### [WHAT YOU ARE ASKED TO DO]
Retype every entry exactly, character for character.

(Data entries for graphics)
★ ★ ★

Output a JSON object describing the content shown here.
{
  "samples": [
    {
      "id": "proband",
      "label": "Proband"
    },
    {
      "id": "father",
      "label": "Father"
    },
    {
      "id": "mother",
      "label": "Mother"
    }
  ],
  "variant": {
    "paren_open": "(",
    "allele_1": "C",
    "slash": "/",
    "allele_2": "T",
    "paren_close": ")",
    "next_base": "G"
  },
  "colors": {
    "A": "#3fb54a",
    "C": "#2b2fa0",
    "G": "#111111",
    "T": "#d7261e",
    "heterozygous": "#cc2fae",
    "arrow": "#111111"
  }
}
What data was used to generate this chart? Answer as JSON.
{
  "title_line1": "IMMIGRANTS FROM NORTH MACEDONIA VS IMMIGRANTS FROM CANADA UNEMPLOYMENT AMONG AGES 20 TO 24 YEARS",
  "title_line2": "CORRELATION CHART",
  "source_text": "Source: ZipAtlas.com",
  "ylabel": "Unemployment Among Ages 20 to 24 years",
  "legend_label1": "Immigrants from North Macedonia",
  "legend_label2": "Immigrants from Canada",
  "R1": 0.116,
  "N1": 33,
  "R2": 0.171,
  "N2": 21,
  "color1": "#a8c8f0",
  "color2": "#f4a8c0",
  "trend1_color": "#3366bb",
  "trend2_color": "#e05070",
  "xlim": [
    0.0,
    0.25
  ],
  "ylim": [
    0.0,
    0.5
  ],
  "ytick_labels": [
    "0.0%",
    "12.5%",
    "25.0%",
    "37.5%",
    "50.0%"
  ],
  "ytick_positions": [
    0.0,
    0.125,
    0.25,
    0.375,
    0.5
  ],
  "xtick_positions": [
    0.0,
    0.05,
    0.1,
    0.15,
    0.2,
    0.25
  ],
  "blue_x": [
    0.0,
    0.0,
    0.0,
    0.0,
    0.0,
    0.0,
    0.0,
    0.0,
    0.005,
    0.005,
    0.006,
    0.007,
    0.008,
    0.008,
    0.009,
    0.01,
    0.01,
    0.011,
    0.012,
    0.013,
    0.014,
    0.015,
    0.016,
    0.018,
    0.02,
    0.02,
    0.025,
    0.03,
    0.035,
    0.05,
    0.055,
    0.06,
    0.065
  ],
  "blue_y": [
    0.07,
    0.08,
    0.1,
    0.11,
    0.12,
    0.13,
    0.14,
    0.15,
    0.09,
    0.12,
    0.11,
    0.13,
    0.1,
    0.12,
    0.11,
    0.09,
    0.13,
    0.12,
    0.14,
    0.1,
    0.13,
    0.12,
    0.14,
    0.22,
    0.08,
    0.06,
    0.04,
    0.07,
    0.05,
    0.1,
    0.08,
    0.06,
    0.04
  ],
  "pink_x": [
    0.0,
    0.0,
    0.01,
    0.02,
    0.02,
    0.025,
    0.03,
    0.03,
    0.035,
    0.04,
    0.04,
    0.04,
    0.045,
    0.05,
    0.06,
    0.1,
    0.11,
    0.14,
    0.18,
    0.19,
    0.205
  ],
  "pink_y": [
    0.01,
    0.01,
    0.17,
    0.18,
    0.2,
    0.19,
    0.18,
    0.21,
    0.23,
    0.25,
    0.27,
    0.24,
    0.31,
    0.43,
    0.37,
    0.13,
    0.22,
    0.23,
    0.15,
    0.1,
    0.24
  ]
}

★ ★ ★

### [EXPECTED ANSWER]
Output a JSON object describing the content shown here.
{
  "samples": [
    {
      "id": "proband",
      "label": "Proband"
    },
    {
      "id": "father",
      "label": "Father"
    },
    {
      "id": "mother",
      "label": "Mother"
    }
  ],
  "variant": {
    "paren_open": "(",
    "allele_1": "C",
    "slash": "/",
    "allele_2": "T",
    "paren_close": ")",
    "next_base": "G"
  },
  "colors": {
    "A": "#3fb54a",
    "C": "#2b2fa0",
    "G": "#111111",
    "T": "#d7261e",
    "heterozygous": "#cc2fae",
    "arrow": "#111111"
  }
}
What data was used to generate this chart? Answer as JSON.
{
  "title_line1": "IMMIGRANTS FROM NORTH MACEDONIA VS IMMIGRANTS FROM CANADA UNEMPLOYMENT AMONG AGES 20 TO 24 YEARS",
  "title_line2": "CORRELATION CHART",
  "source_text": "Source: ZipAtlas.com",
  "ylabel": "Unemployment Among Ages 20 to 24 years",
  "legend_label1": "Immigrants from North Macedonia",
  "legend_label2": "Immigrants from Canada",
  "R1": 0.116,
  "N1": 33,
  "R2": 0.171,
  "N2": 21,
  "color1": "#a8c8f0",
  "color2": "#f4a8c0",
  "trend1_color": "#3366bb",
  "trend2_color": "#e05070",
  "xlim": [
    0.0,
    0.25
  ],
  "ylim": [
    0.0,
    0.5
  ],
  "ytick_labels": [
    "0.0%",
    "12.5%",
    "25.0%",
    "37.5%",
    "50.0%"
  ],
  "ytick_positions": [
    0.0,
    0.125,
    0.25,
    0.375,
    0.5
  ],
  "xtick_positions": [
    0.0,
    0.05,
    0.1,
    0.15,
    0.2,
    0.25
  ],
  "blue_x": [
    0.0,
    0.0,
    0.0,
    0.0,
    0.0,
    0.0,
    0.0,
    0.0,
    0.005,
    0.005,
    0.006,
    0.007,
    0.008,
    0.008,
    0.009,
    0.01,
    0.01,
    0.011,
    0.012,
    0.013,
    0.014,
    0.015,
    0.016,
    0.018,
    0.02,
    0.02,
    0.025,
    0.03,
    0.035,
    0.05,
    0.055,
    0.06,
    0.065
  ],
  "blue_y": [
    0.07,
    0.08,
    0.1,
    0.11,
    0.12,
    0.13,
    0.14,
    0.15,
    0.09,
    0.12,
    0.11,
    0.13,
    0.1,
    0.12,
    0.11,
    0.09,
    0.13,
    0.12,
    0.14,
    0.1,
    0.13,
    0.12,
    0.14,
    0.22,
    0.08,
    0.06,
    0.04,
    0.07,
    0.05,
    0.1,
    0.08,
    0.06,
    0.04
  ],
  "pink_x": [
    0.0,
    0.0,
    0.01,
    0.02,
    0.02,
    0.025,
    0.03,
    0.03,
    0.035,
    0.04,
    0.04,
    0.04,
    0.045,
    0.05,
    0.06,
    0.1,
    0.11,
    0.14,
    0.18,
    0.19,
    0.205
  ],
  "pink_y": [
    0.01,
    0.01,
    0.17,
    0.18,
    0.2,
    0.19,
    0.18,
    0.21,
    0.23,
    0.25,
    0.27,
    0.24,
    0.31,
    0.43,
    0.37,
    0.13,
    0.22,
    0.23,
    0.15,
    0.1,
    0.24
  ]
}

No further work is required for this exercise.